• [Source data]:
(begin)
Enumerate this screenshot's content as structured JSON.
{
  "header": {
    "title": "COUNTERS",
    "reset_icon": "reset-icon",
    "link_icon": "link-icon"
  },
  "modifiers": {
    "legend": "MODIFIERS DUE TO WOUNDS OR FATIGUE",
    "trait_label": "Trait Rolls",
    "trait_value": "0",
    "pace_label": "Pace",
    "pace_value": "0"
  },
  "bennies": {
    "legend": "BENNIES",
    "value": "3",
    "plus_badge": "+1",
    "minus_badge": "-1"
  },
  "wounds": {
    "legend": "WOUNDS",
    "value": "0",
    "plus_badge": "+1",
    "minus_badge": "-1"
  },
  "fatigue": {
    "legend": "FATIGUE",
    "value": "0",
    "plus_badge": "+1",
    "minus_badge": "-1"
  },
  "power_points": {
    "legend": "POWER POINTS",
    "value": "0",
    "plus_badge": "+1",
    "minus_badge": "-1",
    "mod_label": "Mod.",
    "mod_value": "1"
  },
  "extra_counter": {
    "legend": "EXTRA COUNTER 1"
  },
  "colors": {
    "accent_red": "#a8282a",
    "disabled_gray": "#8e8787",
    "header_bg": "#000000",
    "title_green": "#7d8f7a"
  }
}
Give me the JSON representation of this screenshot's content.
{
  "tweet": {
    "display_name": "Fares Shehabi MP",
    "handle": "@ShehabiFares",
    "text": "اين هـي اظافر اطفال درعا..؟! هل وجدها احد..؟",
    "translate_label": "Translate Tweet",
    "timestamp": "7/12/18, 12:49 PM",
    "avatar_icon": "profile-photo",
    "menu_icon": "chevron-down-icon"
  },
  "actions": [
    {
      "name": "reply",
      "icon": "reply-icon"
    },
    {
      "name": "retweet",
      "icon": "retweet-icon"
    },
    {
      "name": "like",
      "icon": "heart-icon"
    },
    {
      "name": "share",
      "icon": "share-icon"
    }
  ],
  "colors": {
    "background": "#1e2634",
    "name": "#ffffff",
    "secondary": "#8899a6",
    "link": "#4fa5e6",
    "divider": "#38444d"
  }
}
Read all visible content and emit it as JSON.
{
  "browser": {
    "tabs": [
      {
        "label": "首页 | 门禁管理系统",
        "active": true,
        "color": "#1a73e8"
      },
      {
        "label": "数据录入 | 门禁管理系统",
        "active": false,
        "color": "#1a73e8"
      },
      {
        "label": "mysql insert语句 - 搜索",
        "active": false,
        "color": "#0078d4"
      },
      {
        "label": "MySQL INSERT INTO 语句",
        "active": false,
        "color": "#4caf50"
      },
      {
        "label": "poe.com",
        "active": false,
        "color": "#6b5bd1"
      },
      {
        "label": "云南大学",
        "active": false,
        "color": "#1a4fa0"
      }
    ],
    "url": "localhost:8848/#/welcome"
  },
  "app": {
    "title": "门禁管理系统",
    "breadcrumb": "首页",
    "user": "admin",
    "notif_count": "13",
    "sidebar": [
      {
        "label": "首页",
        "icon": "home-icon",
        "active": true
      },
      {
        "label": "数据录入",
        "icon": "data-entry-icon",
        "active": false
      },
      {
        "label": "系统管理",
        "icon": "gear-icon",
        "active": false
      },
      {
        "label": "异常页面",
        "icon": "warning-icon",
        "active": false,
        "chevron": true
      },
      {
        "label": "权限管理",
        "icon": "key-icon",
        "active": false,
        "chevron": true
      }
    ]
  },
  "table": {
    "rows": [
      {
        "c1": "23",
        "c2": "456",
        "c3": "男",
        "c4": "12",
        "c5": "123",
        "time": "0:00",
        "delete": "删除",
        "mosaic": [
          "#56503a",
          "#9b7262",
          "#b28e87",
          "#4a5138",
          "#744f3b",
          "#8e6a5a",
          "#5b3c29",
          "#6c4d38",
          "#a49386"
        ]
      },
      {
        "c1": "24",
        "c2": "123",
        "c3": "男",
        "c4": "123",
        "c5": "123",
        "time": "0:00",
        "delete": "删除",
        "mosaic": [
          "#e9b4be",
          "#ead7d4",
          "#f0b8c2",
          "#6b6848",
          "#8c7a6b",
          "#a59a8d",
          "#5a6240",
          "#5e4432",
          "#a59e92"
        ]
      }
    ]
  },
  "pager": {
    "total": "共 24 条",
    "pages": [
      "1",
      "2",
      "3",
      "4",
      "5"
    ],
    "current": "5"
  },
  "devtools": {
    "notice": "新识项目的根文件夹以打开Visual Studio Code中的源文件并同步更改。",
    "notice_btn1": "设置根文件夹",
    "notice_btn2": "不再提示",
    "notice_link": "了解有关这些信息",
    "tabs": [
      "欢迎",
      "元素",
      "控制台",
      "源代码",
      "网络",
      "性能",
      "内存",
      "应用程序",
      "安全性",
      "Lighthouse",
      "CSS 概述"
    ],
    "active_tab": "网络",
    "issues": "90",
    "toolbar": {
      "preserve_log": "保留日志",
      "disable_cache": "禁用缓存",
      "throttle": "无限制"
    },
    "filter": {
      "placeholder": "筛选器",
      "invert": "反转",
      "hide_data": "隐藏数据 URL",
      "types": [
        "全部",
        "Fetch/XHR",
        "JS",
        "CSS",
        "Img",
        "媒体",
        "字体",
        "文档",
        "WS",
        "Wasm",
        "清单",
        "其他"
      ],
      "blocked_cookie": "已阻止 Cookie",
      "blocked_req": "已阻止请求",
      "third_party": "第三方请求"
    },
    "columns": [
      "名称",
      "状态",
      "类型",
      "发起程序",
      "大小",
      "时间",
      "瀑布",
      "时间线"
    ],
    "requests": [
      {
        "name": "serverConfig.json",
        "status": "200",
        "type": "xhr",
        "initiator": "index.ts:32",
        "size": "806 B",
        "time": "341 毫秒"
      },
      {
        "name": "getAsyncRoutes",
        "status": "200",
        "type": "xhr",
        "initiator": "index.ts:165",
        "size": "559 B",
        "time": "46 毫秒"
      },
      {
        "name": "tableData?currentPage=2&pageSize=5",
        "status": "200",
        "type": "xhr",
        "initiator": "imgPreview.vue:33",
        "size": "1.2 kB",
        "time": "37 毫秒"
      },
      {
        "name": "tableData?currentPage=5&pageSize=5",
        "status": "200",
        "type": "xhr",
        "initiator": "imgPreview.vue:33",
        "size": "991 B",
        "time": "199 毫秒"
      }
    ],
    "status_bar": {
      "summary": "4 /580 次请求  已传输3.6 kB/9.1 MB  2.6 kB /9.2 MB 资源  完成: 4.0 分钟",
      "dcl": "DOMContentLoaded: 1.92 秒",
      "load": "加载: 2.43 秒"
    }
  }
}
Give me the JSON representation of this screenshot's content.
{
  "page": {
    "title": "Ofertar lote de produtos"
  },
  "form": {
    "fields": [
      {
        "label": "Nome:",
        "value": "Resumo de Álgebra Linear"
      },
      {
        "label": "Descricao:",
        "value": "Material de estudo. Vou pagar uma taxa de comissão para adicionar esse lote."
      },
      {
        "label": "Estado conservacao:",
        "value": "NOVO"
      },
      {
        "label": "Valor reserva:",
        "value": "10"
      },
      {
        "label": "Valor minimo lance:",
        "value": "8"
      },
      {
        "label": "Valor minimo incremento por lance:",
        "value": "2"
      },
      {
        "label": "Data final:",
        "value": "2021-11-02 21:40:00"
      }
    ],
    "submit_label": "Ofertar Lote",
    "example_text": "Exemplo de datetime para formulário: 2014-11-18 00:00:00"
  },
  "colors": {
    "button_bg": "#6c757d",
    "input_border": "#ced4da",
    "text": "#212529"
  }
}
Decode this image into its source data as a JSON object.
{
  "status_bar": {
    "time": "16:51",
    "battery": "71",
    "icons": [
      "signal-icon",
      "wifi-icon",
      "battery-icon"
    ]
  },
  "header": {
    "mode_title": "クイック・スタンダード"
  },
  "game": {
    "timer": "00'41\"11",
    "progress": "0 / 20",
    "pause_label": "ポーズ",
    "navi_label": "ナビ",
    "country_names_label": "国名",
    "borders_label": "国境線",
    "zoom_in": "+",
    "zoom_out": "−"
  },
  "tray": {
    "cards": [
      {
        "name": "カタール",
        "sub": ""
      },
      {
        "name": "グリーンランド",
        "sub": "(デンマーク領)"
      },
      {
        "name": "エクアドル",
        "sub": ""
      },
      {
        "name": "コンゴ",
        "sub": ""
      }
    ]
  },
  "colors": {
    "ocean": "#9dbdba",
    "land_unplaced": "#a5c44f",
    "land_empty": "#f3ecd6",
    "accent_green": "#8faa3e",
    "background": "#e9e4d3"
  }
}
(end)
• [Problem to work on]: Report the number of lines in the listing above that include the word "门禁管理系统", and nothing else.

• [Output of the exercise]: 3